Given instruction:
Reproduce the entries below verbatim, from their very first line through the line that contains "first-name-field[interactable]: First name", including both of those lines.

● ● ● ●

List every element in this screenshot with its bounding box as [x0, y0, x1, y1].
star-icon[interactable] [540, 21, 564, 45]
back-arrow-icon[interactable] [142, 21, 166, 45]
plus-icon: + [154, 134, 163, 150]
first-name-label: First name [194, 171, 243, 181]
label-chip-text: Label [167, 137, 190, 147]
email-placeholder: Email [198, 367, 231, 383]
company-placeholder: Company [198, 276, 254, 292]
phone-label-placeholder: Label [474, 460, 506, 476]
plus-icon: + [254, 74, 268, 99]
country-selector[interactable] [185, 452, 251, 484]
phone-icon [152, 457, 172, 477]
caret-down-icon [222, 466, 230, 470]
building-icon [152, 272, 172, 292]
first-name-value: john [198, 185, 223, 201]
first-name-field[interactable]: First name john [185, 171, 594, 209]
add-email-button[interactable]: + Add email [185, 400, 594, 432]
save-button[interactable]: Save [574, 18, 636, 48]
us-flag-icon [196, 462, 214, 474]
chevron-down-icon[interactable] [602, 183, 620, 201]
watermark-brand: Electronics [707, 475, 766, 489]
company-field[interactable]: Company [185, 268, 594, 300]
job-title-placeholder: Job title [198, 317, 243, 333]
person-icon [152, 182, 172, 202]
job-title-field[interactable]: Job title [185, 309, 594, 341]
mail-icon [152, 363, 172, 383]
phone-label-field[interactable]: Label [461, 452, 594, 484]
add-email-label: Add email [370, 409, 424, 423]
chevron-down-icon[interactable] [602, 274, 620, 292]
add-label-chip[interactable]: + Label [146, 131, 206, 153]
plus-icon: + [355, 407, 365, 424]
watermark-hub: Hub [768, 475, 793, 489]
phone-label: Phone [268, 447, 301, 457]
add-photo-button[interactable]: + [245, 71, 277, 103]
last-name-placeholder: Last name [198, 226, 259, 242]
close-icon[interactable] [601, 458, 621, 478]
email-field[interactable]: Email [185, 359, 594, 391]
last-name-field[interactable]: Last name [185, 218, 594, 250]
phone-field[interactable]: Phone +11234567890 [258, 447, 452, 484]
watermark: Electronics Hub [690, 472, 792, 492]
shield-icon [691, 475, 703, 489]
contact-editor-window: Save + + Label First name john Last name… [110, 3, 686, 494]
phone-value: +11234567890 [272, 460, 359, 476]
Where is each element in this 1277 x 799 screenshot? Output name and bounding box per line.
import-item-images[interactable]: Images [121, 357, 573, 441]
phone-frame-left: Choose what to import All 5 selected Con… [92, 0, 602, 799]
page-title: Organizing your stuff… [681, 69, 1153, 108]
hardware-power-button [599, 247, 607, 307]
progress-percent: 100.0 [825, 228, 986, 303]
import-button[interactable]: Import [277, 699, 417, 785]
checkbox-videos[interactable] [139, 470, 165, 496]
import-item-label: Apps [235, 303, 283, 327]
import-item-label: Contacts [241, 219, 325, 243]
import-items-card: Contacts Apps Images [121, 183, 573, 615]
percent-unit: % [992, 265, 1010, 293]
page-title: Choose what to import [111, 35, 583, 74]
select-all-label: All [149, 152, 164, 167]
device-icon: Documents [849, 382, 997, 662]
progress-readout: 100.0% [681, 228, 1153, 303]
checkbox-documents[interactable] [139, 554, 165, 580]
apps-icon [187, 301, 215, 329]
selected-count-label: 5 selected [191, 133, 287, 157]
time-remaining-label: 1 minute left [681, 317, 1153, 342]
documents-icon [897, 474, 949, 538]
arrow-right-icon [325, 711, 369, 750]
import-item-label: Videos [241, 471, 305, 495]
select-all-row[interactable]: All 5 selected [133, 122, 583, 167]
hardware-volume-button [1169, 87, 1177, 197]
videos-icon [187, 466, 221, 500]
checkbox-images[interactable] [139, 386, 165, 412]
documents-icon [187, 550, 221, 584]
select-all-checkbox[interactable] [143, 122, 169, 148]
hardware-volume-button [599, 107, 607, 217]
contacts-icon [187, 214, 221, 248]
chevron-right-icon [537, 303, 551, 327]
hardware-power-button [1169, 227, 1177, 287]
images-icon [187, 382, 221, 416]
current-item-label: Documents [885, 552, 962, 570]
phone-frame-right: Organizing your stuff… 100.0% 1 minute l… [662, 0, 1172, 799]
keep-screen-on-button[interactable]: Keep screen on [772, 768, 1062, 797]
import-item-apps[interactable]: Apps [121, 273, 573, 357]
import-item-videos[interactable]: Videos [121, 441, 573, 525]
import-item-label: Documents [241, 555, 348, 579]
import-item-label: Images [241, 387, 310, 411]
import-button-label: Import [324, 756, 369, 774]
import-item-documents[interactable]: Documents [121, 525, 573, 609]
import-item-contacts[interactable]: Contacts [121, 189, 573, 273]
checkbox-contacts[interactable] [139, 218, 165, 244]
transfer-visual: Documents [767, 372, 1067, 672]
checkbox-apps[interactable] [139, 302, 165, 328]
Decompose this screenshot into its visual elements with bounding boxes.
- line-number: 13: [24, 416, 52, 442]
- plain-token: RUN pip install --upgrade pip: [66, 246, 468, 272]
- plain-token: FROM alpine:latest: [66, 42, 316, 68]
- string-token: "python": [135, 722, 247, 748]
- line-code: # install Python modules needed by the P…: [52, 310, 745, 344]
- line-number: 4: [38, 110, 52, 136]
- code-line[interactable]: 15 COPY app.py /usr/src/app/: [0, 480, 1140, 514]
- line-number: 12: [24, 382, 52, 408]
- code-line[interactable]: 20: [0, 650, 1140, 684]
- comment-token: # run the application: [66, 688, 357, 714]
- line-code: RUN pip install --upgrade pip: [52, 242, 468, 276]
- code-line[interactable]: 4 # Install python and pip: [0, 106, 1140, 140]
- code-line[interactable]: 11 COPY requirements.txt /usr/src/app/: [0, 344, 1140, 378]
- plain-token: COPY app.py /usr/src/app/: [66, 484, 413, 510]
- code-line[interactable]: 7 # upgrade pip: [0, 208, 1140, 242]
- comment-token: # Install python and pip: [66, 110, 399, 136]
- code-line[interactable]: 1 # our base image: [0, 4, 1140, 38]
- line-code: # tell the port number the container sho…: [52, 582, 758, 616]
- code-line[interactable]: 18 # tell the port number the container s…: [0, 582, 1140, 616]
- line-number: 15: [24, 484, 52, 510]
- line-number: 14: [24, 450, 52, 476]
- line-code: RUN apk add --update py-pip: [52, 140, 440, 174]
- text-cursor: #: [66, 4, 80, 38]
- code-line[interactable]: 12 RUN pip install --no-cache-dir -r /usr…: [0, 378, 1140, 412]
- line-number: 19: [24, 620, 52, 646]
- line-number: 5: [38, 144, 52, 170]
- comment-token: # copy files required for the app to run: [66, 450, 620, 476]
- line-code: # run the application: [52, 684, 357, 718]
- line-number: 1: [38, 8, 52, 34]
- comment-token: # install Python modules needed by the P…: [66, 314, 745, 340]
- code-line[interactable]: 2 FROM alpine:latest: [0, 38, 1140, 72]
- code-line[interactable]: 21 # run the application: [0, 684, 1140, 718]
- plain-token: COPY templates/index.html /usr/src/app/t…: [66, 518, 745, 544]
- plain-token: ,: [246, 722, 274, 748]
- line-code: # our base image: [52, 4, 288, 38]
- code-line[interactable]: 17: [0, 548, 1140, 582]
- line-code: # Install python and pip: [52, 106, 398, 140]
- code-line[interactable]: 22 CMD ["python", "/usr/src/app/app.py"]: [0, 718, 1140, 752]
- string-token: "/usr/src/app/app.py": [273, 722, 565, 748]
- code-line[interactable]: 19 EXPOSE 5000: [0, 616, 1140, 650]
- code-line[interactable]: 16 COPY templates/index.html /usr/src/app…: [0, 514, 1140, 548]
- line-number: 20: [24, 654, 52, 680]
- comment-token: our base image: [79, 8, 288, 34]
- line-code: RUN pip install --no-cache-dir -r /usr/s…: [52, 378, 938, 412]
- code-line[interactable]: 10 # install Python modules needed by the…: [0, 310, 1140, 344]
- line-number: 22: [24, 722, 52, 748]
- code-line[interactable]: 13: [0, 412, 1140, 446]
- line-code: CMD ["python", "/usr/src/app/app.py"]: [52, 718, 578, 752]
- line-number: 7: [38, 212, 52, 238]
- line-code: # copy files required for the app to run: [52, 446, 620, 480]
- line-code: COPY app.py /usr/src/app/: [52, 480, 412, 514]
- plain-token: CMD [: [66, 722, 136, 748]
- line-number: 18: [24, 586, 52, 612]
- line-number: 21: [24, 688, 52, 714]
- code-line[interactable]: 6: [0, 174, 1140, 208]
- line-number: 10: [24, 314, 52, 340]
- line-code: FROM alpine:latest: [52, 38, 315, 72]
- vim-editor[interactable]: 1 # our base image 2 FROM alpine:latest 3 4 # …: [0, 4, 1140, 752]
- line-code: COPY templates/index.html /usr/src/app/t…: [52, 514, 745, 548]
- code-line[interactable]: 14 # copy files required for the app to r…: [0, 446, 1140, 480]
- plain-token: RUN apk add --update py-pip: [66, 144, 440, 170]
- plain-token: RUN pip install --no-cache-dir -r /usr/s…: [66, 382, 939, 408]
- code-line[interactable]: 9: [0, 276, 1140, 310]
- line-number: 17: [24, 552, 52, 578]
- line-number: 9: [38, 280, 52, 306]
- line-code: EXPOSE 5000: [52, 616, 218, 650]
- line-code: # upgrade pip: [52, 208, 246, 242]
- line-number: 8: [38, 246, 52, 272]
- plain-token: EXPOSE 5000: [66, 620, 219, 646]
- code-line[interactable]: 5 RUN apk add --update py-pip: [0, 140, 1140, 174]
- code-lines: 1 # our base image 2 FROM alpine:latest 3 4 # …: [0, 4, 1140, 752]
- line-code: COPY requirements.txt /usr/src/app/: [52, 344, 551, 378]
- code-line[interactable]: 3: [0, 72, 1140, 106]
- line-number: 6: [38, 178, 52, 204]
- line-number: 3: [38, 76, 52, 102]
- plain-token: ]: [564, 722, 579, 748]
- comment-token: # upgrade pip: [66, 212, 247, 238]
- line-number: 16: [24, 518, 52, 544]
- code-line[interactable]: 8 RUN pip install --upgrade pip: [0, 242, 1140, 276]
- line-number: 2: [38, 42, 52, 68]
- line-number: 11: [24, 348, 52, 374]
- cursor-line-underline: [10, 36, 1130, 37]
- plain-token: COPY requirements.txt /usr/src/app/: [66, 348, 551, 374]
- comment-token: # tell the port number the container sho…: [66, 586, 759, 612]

● ● ● ●

Solution to the problem:
List every element in this screenshot with its bounding box as [x0, y0, x1, y1].
star-icon[interactable] [540, 21, 564, 45]
back-arrow-icon[interactable] [142, 21, 166, 45]
plus-icon: + [154, 134, 163, 150]
first-name-label: First name [194, 171, 243, 181]
label-chip-text: Label [167, 137, 190, 147]
email-placeholder: Email [198, 367, 231, 383]
company-placeholder: Company [198, 276, 254, 292]
phone-label-placeholder: Label [474, 460, 506, 476]
plus-icon: + [254, 74, 268, 99]
country-selector[interactable] [185, 452, 251, 484]
phone-icon [152, 457, 172, 477]
caret-down-icon [222, 466, 230, 470]
building-icon [152, 272, 172, 292]
first-name-value: john [198, 185, 223, 201]
first-name-field[interactable]: First name john [185, 171, 594, 209]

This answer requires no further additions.